▶ _What you need to do_
Transcribe all of the material below word for word and leave out its pictures.

───── Entries shown

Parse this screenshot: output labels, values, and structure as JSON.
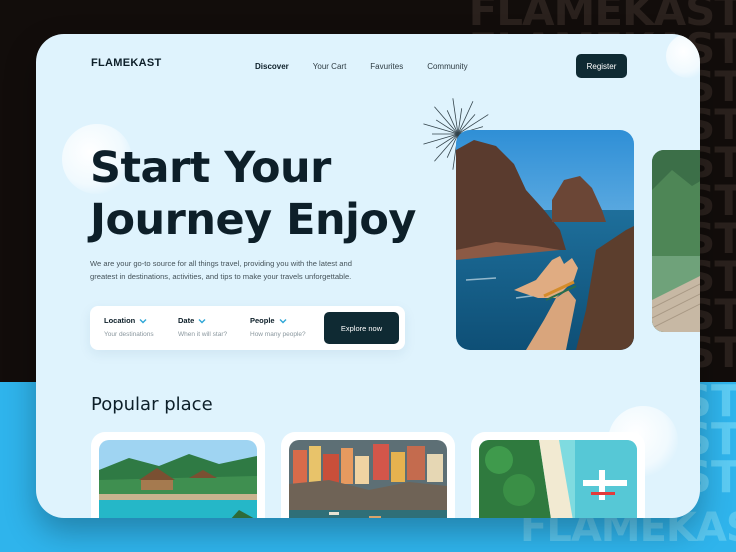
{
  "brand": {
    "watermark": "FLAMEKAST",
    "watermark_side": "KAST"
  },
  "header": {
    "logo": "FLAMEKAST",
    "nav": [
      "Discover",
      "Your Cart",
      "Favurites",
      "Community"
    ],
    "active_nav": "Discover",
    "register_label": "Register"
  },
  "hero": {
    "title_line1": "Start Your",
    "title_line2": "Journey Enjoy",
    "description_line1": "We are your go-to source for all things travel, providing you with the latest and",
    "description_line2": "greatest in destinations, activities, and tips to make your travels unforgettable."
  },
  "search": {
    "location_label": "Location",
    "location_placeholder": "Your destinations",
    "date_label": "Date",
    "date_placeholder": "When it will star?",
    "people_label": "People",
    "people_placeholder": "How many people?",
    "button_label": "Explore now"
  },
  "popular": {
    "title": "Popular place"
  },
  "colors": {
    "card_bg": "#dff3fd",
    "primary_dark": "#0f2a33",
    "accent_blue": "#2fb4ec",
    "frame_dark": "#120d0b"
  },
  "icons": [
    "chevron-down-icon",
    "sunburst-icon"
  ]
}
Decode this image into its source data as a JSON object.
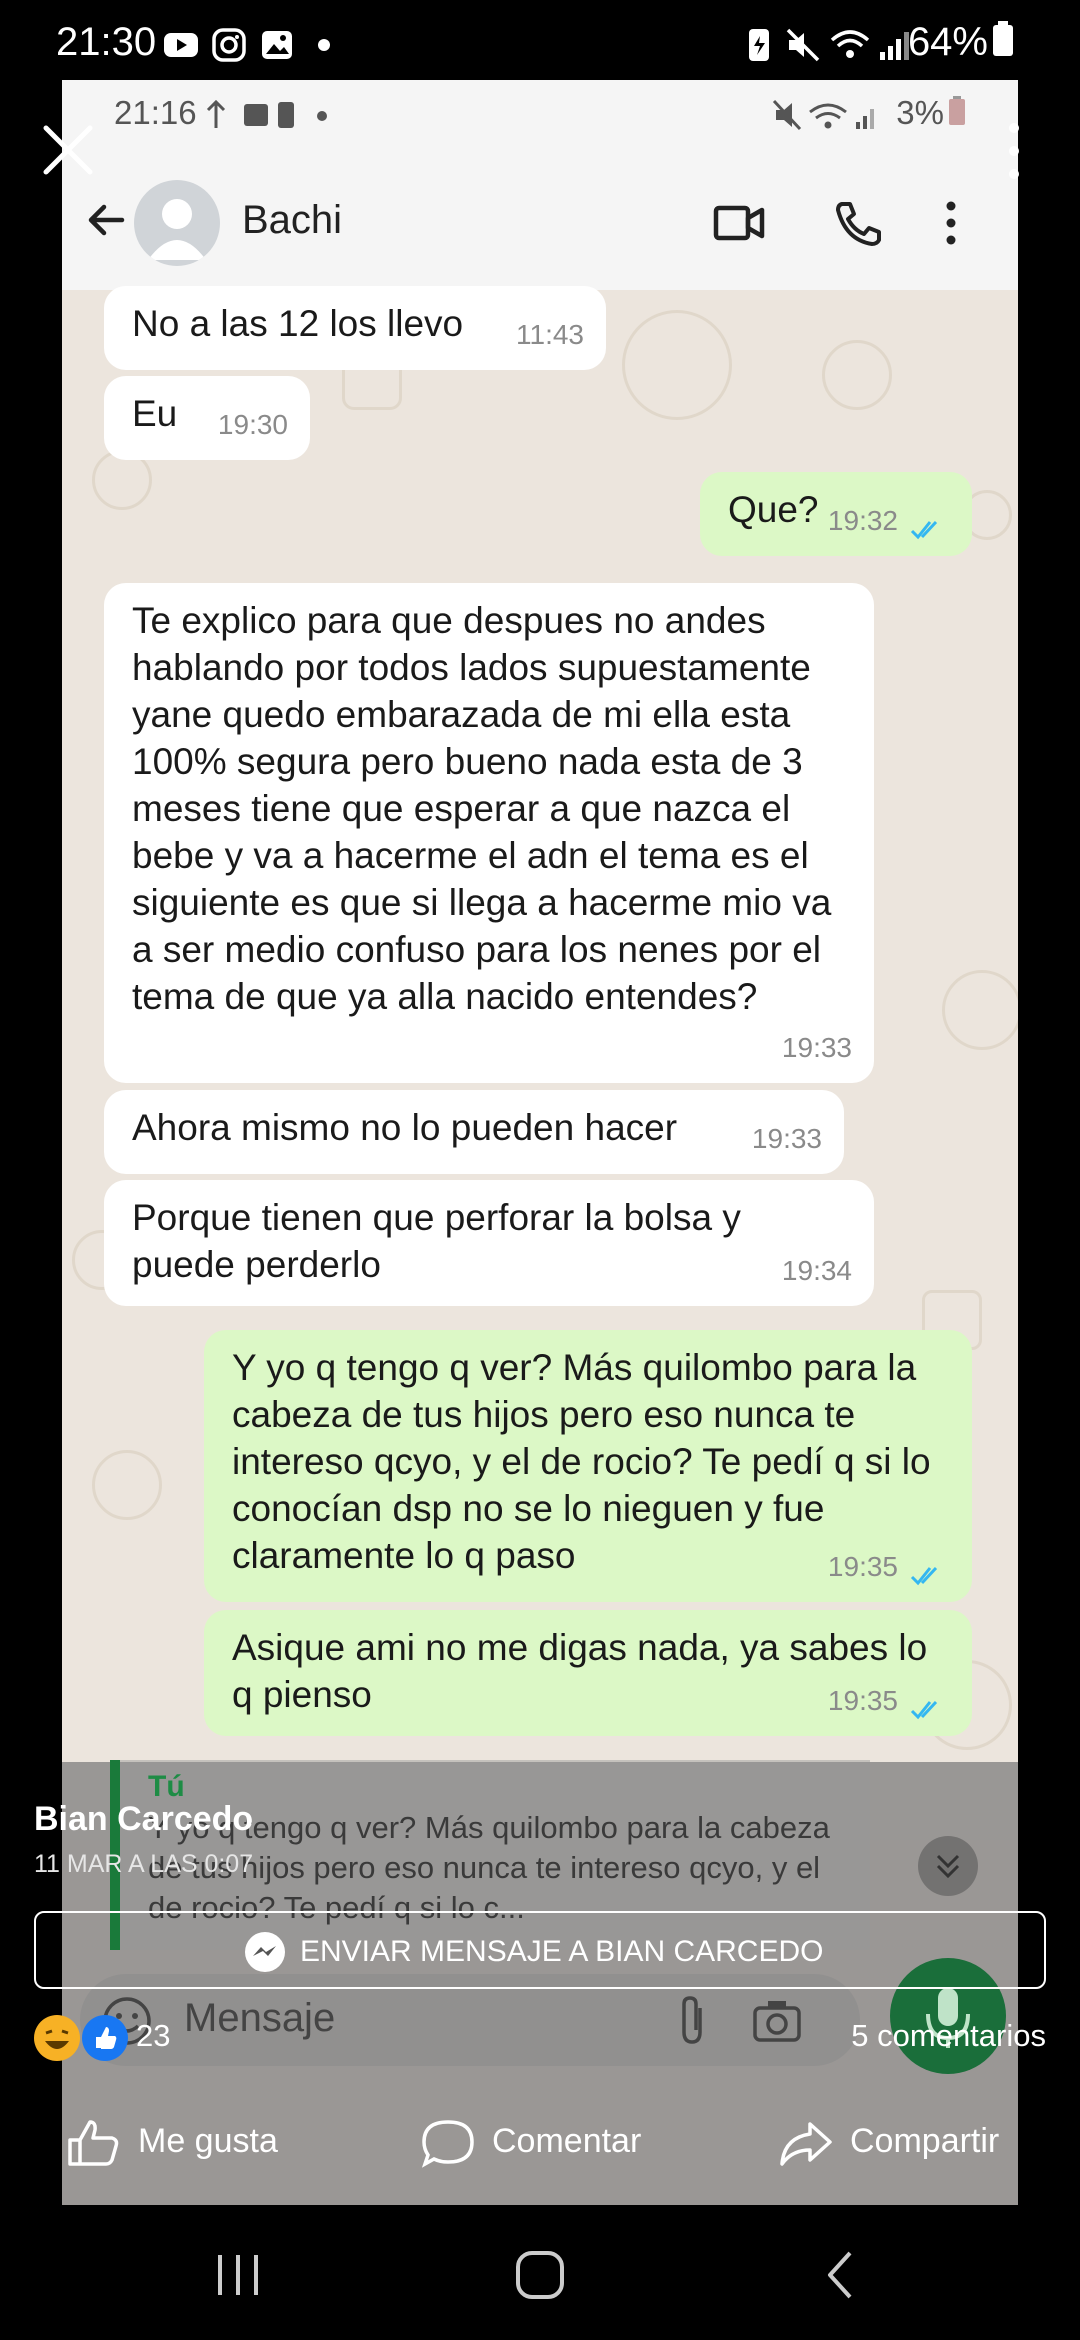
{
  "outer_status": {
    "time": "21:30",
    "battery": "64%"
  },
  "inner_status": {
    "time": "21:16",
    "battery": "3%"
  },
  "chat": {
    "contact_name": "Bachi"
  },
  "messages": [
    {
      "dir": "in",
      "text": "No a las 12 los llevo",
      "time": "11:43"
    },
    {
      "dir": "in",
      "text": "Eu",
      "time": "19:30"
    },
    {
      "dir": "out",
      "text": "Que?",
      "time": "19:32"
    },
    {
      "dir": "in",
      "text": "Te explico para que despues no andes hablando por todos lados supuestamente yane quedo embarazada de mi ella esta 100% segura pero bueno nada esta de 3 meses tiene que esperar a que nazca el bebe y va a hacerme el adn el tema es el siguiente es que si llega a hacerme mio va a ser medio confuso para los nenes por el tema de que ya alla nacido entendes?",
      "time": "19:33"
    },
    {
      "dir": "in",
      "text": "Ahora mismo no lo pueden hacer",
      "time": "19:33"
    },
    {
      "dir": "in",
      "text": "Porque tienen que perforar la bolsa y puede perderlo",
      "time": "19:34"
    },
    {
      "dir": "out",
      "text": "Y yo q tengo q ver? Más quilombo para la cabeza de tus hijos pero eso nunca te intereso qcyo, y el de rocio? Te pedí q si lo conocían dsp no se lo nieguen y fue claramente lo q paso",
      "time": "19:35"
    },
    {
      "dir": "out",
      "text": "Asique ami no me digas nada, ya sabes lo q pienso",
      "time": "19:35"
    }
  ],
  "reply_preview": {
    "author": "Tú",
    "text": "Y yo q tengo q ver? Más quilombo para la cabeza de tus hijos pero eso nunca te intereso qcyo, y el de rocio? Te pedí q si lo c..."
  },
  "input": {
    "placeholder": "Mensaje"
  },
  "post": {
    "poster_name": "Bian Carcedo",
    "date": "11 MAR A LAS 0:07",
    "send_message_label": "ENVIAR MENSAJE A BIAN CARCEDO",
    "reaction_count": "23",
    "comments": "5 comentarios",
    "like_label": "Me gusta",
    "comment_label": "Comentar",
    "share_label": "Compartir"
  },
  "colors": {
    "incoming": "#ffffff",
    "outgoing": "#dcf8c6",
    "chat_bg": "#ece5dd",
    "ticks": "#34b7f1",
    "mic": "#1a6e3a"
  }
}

──────────

▶ _Expected answer_
Parse this screenshot: output labels, values, and structure as JSON.
{
  "brand": {
    "watermark": "FLAMEKAST",
    "watermark_side": "KAST"
  },
  "header": {
    "logo": "FLAMEKAST",
    "nav": [
      "Discover",
      "Your Cart",
      "Favurites",
      "Community"
    ],
    "active_nav": "Discover",
    "register_label": "Register"
  },
  "hero": {
    "title_line1": "Start Your",
    "title_line2": "Journey Enjoy",
    "description_line1": "We are your go-to source for all things travel, providing you with the latest and",
    "description_line2": "greatest in destinations, activities, and tips to make your travels unforgettable."
  },
  "search": {
    "location_label": "Location",
    "location_placeholder": "Your destinations",
    "date_label": "Date",
    "date_placeholder": "When it will star?",
    "people_label": "People",
    "people_placeholder": "How many people?",
    "button_label": "Explore now"
  },
  "popular": {
    "title": "Popular place"
  },
  "colors": {
    "card_bg": "#dff3fd",
    "primary_dark": "#0f2a33",
    "accent_blue": "#2fb4ec",
    "frame_dark": "#120d0b"
  },
  "icons": [
    "chevron-down-icon",
    "sunburst-icon"
  ]
}
Decode this image into its source data as a JSON object.
{
  "outer_status": {
    "time": "21:30",
    "battery": "64%"
  },
  "inner_status": {
    "time": "21:16",
    "battery": "3%"
  },
  "chat": {
    "contact_name": "Bachi"
  },
  "messages": [
    {
      "dir": "in",
      "text": "No a las 12 los llevo",
      "time": "11:43"
    },
    {
      "dir": "in",
      "text": "Eu",
      "time": "19:30"
    },
    {
      "dir": "out",
      "text": "Que?",
      "time": "19:32"
    },
    {
      "dir": "in",
      "text": "Te explico para que despues no andes hablando por todos lados supuestamente yane quedo embarazada de mi ella esta 100% segura pero bueno nada esta de 3 meses tiene que esperar a que nazca el bebe y va a hacerme el adn el tema es el siguiente es que si llega a hacerme mio va a ser medio confuso para los nenes por el tema de que ya alla nacido entendes?",
      "time": "19:33"
    },
    {
      "dir": "in",
      "text": "Ahora mismo no lo pueden hacer",
      "time": "19:33"
    },
    {
      "dir": "in",
      "text": "Porque tienen que perforar la bolsa y puede perderlo",
      "time": "19:34"
    },
    {
      "dir": "out",
      "text": "Y yo q tengo q ver? Más quilombo para la cabeza de tus hijos pero eso nunca te intereso qcyo, y el de rocio? Te pedí q si lo conocían dsp no se lo nieguen y fue claramente lo q paso",
      "time": "19:35"
    },
    {
      "dir": "out",
      "text": "Asique ami no me digas nada, ya sabes lo q pienso",
      "time": "19:35"
    }
  ],
  "reply_preview": {
    "author": "Tú",
    "text": "Y yo q tengo q ver? Más quilombo para la cabeza de tus hijos pero eso nunca te intereso qcyo, y el de rocio? Te pedí q si lo c..."
  },
  "input": {
    "placeholder": "Mensaje"
  },
  "post": {
    "poster_name": "Bian Carcedo",
    "date": "11 MAR A LAS 0:07",
    "send_message_label": "ENVIAR MENSAJE A BIAN CARCEDO",
    "reaction_count": "23",
    "comments": "5 comentarios",
    "like_label": "Me gusta",
    "comment_label": "Comentar",
    "share_label": "Compartir"
  },
  "colors": {
    "incoming": "#ffffff",
    "outgoing": "#dcf8c6",
    "chat_bg": "#ece5dd",
    "ticks": "#34b7f1",
    "mic": "#1a6e3a"
  }
}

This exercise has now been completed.